··· DATASET EXTRACT

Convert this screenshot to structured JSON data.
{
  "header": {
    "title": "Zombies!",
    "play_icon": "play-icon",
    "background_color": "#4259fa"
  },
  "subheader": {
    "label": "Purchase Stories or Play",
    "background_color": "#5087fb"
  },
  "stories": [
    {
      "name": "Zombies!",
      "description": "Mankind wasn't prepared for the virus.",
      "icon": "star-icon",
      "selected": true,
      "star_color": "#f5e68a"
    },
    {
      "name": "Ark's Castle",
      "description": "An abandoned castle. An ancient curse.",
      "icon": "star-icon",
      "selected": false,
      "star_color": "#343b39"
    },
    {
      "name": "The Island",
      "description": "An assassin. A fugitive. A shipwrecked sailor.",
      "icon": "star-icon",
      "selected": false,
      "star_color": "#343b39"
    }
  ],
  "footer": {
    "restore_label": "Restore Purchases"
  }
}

······

### WHAT THE TASK REQUIRES:
With the string "name" as the key, filter the data above and show the lines that match.

### ANSWER TO THE PROBLEM:
      "name": "Zombies!",
      "name": "Ark's Castle",
      "name": "The Island",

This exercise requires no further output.